- What is being asked:
Repeat everything in the material exactly.

- Supplied data:

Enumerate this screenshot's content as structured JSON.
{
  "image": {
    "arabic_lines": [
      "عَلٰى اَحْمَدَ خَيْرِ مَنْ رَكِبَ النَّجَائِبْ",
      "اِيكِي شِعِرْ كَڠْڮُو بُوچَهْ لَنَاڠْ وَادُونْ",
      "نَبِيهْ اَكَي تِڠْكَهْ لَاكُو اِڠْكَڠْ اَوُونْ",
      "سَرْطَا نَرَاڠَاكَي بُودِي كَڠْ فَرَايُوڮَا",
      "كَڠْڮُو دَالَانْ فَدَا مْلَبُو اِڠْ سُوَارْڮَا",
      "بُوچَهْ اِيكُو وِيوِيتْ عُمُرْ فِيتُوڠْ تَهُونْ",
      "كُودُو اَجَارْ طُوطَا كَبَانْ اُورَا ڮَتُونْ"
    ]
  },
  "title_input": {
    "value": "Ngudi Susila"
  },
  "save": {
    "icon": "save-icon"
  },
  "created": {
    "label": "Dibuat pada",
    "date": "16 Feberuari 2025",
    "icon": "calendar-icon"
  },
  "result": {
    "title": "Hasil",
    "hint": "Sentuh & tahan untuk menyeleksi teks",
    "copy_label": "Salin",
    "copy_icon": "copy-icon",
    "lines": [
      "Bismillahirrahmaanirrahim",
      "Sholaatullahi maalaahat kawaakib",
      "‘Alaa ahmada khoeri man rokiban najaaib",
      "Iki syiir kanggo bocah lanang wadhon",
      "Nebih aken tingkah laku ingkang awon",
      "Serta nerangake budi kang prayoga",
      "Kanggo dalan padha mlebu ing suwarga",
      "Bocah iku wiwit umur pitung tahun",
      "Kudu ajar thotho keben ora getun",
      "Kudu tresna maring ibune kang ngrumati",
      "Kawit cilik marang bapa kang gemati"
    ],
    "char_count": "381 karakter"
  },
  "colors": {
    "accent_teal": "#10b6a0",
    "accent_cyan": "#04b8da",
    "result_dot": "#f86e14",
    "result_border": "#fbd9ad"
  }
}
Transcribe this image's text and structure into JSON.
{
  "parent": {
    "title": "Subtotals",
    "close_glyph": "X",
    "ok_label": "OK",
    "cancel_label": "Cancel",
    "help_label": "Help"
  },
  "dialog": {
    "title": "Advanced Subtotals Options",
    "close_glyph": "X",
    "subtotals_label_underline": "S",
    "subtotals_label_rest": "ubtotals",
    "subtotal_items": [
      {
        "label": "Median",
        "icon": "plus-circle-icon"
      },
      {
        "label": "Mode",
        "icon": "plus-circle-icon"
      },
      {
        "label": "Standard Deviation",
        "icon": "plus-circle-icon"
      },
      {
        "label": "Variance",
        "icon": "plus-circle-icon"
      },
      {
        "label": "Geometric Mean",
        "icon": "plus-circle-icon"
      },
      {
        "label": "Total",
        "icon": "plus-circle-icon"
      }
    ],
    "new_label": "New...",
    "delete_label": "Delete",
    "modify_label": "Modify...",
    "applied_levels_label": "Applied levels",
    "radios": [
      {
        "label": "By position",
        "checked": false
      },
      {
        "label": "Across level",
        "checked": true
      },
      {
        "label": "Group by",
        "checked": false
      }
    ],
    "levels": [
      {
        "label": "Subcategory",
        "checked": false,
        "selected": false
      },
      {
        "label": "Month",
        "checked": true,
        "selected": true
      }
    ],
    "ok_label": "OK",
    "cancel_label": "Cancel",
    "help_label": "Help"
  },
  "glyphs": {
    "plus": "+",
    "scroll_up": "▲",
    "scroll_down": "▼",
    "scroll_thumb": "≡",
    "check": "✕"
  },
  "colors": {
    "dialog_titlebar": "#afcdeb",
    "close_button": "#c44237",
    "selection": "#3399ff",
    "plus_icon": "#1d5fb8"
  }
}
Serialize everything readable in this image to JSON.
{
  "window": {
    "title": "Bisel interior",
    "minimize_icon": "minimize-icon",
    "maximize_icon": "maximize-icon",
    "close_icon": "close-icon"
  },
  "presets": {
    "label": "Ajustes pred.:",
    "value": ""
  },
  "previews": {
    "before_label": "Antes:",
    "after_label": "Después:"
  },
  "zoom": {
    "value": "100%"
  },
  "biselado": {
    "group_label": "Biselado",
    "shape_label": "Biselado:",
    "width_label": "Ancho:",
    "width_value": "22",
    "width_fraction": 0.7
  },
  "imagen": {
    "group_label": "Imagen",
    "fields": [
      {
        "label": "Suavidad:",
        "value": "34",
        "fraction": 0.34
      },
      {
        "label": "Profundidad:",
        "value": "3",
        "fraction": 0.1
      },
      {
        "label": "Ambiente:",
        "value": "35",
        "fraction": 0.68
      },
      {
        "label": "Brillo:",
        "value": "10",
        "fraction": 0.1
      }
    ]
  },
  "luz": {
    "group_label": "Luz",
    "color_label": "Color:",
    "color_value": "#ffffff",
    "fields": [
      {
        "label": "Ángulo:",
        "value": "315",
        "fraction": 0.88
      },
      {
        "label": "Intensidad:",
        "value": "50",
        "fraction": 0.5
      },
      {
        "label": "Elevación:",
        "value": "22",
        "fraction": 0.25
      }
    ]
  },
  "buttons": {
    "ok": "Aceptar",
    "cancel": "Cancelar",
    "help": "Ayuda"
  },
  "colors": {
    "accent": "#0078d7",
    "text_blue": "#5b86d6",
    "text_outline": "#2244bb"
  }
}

- Written response:
Enumerate this screenshot's content as structured JSON.
{
  "image": {
    "arabic_lines": [
      "عَلٰى اَحْمَدَ خَيْرِ مَنْ رَكِبَ النَّجَائِبْ",
      "اِيكِي شِعِرْ كَڠْڮُو بُوچَهْ لَنَاڠْ وَادُونْ",
      "نَبِيهْ اَكَي تِڠْكَهْ لَاكُو اِڠْكَڠْ اَوُونْ",
      "سَرْطَا نَرَاڠَاكَي بُودِي كَڠْ فَرَايُوڮَا",
      "كَڠْڮُو دَالَانْ فَدَا مْلَبُو اِڠْ سُوَارْڮَا",
      "بُوچَهْ اِيكُو وِيوِيتْ عُمُرْ فِيتُوڠْ تَهُونْ",
      "كُودُو اَجَارْ طُوطَا كَبَانْ اُورَا ڮَتُونْ"
    ]
  },
  "title_input": {
    "value": "Ngudi Susila"
  },
  "save": {
    "icon": "save-icon"
  },
  "created": {
    "label": "Dibuat pada",
    "date": "16 Feberuari 2025",
    "icon": "calendar-icon"
  },
  "result": {
    "title": "Hasil",
    "hint": "Sentuh & tahan untuk menyeleksi teks",
    "copy_label": "Salin",
    "copy_icon": "copy-icon",
    "lines": [
      "Bismillahirrahmaanirrahim",
      "Sholaatullahi maalaahat kawaakib",
      "‘Alaa ahmada khoeri man rokiban najaaib",
      "Iki syiir kanggo bocah lanang wadhon",
      "Nebih aken tingkah laku ingkang awon",
      "Serta nerangake budi kang prayoga",
      "Kanggo dalan padha mlebu ing suwarga",
      "Bocah iku wiwit umur pitung tahun",
      "Kudu ajar thotho keben ora getun",
      "Kudu tresna maring ibune kang ngrumati",
      "Kawit cilik marang bapa kang gemati"
    ],
    "char_count": "381 karakter"
  },
  "colors": {
    "accent_teal": "#10b6a0",
    "accent_cyan": "#04b8da",
    "result_dot": "#f86e14",
    "result_border": "#fbd9ad"
  }
}
Transcribe this image's text and structure into JSON.
{
  "parent": {
    "title": "Subtotals",
    "close_glyph": "X",
    "ok_label": "OK",
    "cancel_label": "Cancel",
    "help_label": "Help"
  },
  "dialog": {
    "title": "Advanced Subtotals Options",
    "close_glyph": "X",
    "subtotals_label_underline": "S",
    "subtotals_label_rest": "ubtotals",
    "subtotal_items": [
      {
        "label": "Median",
        "icon": "plus-circle-icon"
      },
      {
        "label": "Mode",
        "icon": "plus-circle-icon"
      },
      {
        "label": "Standard Deviation",
        "icon": "plus-circle-icon"
      },
      {
        "label": "Variance",
        "icon": "plus-circle-icon"
      },
      {
        "label": "Geometric Mean",
        "icon": "plus-circle-icon"
      },
      {
        "label": "Total",
        "icon": "plus-circle-icon"
      }
    ],
    "new_label": "New...",
    "delete_label": "Delete",
    "modify_label": "Modify...",
    "applied_levels_label": "Applied levels",
    "radios": [
      {
        "label": "By position",
        "checked": false
      },
      {
        "label": "Across level",
        "checked": true
      },
      {
        "label": "Group by",
        "checked": false
      }
    ],
    "levels": [
      {
        "label": "Subcategory",
        "checked": false,
        "selected": false
      },
      {
        "label": "Month",
        "checked": true,
        "selected": true
      }
    ],
    "ok_label": "OK",
    "cancel_label": "Cancel",
    "help_label": "Help"
  },
  "glyphs": {
    "plus": "+",
    "scroll_up": "▲",
    "scroll_down": "▼",
    "scroll_thumb": "≡",
    "check": "✕"
  },
  "colors": {
    "dialog_titlebar": "#afcdeb",
    "close_button": "#c44237",
    "selection": "#3399ff",
    "plus_icon": "#1d5fb8"
  }
}
Serialize everything readable in this image to JSON.
{
  "window": {
    "title": "Bisel interior",
    "minimize_icon": "minimize-icon",
    "maximize_icon": "maximize-icon",
    "close_icon": "close-icon"
  },
  "presets": {
    "label": "Ajustes pred.:",
    "value": ""
  },
  "previews": {
    "before_label": "Antes:",
    "after_label": "Después:"
  },
  "zoom": {
    "value": "100%"
  },
  "biselado": {
    "group_label": "Biselado",
    "shape_label": "Biselado:",
    "width_label": "Ancho:",
    "width_value": "22",
    "width_fraction": 0.7
  },
  "imagen": {
    "group_label": "Imagen",
    "fields": [
      {
        "label": "Suavidad:",
        "value": "34",
        "fraction": 0.34
      },
      {
        "label": "Profundidad:",
        "value": "3",
        "fraction": 0.1
      },
      {
        "label": "Ambiente:",
        "value": "35",
        "fraction": 0.68
      },
      {
        "label": "Brillo:",
        "value": "10",
        "fraction": 0.1
      }
    ]
  },
  "luz": {
    "group_label": "Luz",
    "color_label": "Color:",
    "color_value": "#ffffff",
    "fields": [
      {
        "label": "Ángulo:",
        "value": "315",
        "fraction": 0.88
      },
      {
        "label": "Intensidad:",
        "value": "50",
        "fraction": 0.5
      },
      {
        "label": "Elevación:",
        "value": "22",
        "fraction": 0.25
      }
    ]
  },
  "buttons": {
    "ok": "Aceptar",
    "cancel": "Cancelar",
    "help": "Ayuda"
  },
  "colors": {
    "accent": "#0078d7",
    "text_blue": "#5b86d6",
    "text_outline": "#2244bb"
  }
}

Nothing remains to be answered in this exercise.